◆ Consignes
1. D'après la critique de Cendrillon, pourquoi la scène ressemble-t-elle à une salle des machines au lever du rideau ? Répondez en une à trois phrases.
2. Traduisez en anglais la phrase suivante, tirée de la critique de Cendrillon : « Quand le rideau s’ouvre on se retrouve dans une salle des machines à la Gustave Eiffel. »
3. Prolongez la critique de Cendrillon à partir de sa dernière phrase.

═══ Extrait du document

Oct 31, 2023 | Commentaires fermés sur Cendrillon de Jules Massenet, mise en scène de Mariame Clément à l’Opéra Bastille

 

© Elisa Haberer

ƒƒ Article de Sylvie Boursier

Vous croyez connaître Cendrillon ? La pensée de ce conte sirupeux vous donne la nausée ? Car enfin cette cruche, parangon de vertu, a pour seuls mérites la beauté et l’humilité alors que les deux sœurs claudicantes – l’une se coupe l’orteil pour enfiler la fameuse godasse et l’autre se blesse le talon – s’échinent à vouloir forcer le destin avec un chausse pied. Quant au prince fétichiste des talons en vair il brille par sa fadeur.

Avec Massenet et Mariame Clément aux manettes c’est une autre chanson, exit le sempiternel essayage de pantoufle, la citrouille transformée en carrosse, place au fantastique mâtiné de féminisme. Cendrillon alias Lucette étouffe dans son immonde meringue rose bonbon et ses escarpins de bal. Quant au prince, légèrement pochtron et parfaitement débraillé, il a tout du loser. Bref, débarrassés de leurs oripeaux, ces deux jeunes gens orphelins de mère se séduisent par le rire et leur refus du protocole.

Quand le rideau s’ouvre on se retrouve dans une salle des machines à la Gustave Eiffel. Une énorme fonderie avec force turbine, assez laide au demeurant, occupe la moitié de la scène. Massenet était à Paris au moment de l’Exposition universelle de 1889 et son père dirigeait une entreprise de machines agricoles, ceci explique cela. On imagine sur un tel décor les gags keatoniens du mécano de « la générale » avec des acteurs dépassés par les véhicules, locomotive, draisine, wagons, canon. Le lien hommes-machines ici est moins réussi avec toutefois de grands moments burlesques à l’acte I, lorsque sortent des turbines deux poupées Barbie de foire, sortes de dindes issues d’une usine à transformation de chairs fraîches en filles bonnes à marier dirigées de main de maître par leur mère, remariée au père de Cendrillon, la fameuse marâtre. La Fée électrique surgit d’une cheminée, boule à facettes munie d’un cierge crépitant telle Céline Dion dans sa célèbre reprise de Starmania « Stone, le monde est stone », accompagnée des harpes, du cor et des cordes aux sons aigus. Caroline WetterGreen, saisissante reine de la nuit de cet opéra rock, déroule sans sourciller l’acier de ses vibratos coloratures. Hélas dans les trois actes suivants la machinerie se révèle vite lourdingue.

══════
═══ Données fournies

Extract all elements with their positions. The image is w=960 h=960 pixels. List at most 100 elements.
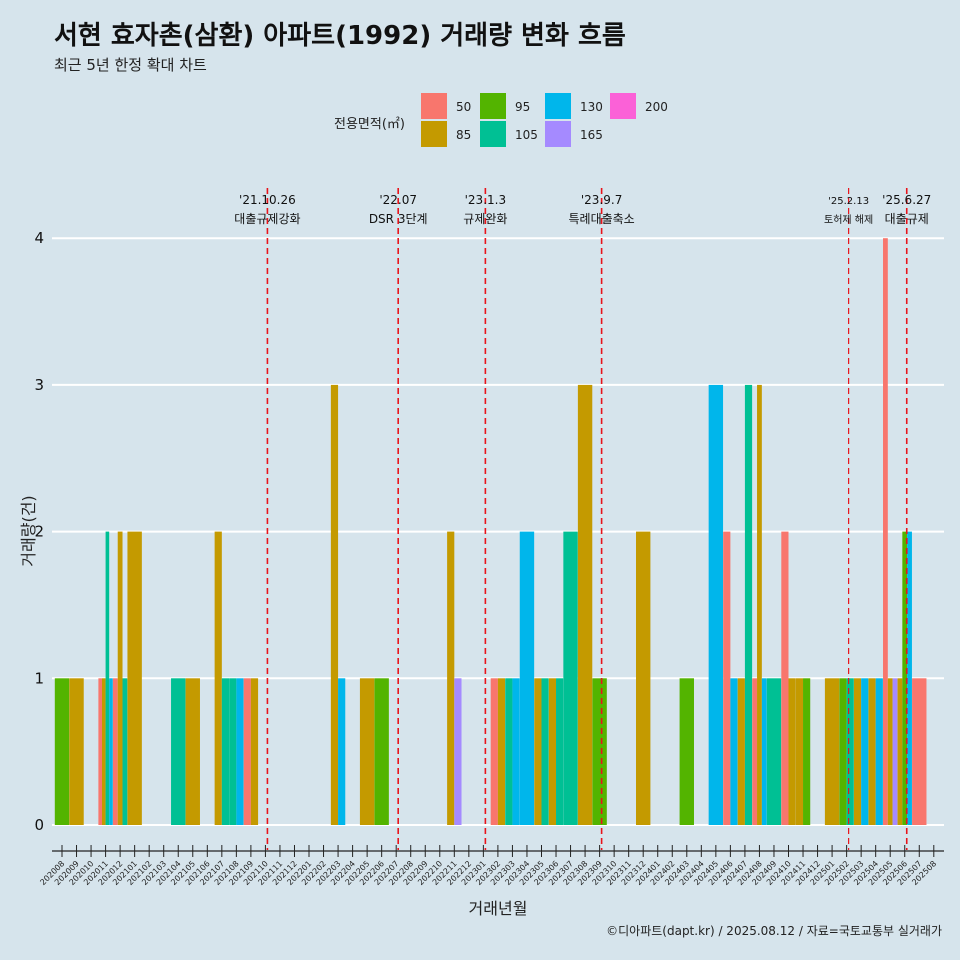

══════

◆ Réponses dans l'ordre
1. Selon l'article, ce décor de fonderie s'explique par le fait que Massenet se trouvait à Paris au moment de l'Exposition universelle de 1889. De plus, son père dirigeait une entreprise de machines agricoles.

2. When the curtain rises, we find ourselves in a machine room in the style of Gustave Eiffel.

3.
Coup de génie de la direction d’acteurs, l’arrivée de Lucette essoufflée au bal des débutantes de l’acte II, qui se casse la figure à cause de ses souliers, constamment à contretemps de 50 gaufrettes  se dandinant sur des airs baroques proches du rigaudon et de la gavotte. Sa gaucherie lui vaudra les faveurs du prince. Dans le troisième acte, ajouté par Massenet à la version des frères Grimm, l’élégie romantique succède à l’opéra bouffe sur un lamento psychédélique et onirique des deux amoureux qui se devinent sans se toucher comme une prémonition. On est dans la forêt du Songe d’une nuit d’été quand les elfes et les lutins tirent les ficelles et que l’amour devient un jeu de cache-cache proche du fantasme. N’aime-t-on que par imagination ? nous murmure Massenet contemporain de Freud. Orchestre et chanteurs vibrent à l’unisson, dommage que les tourtereaux se frôlent coincés dans les caves de cette usine lépreuse avec l’image kitch d’un cœur sanguinolent.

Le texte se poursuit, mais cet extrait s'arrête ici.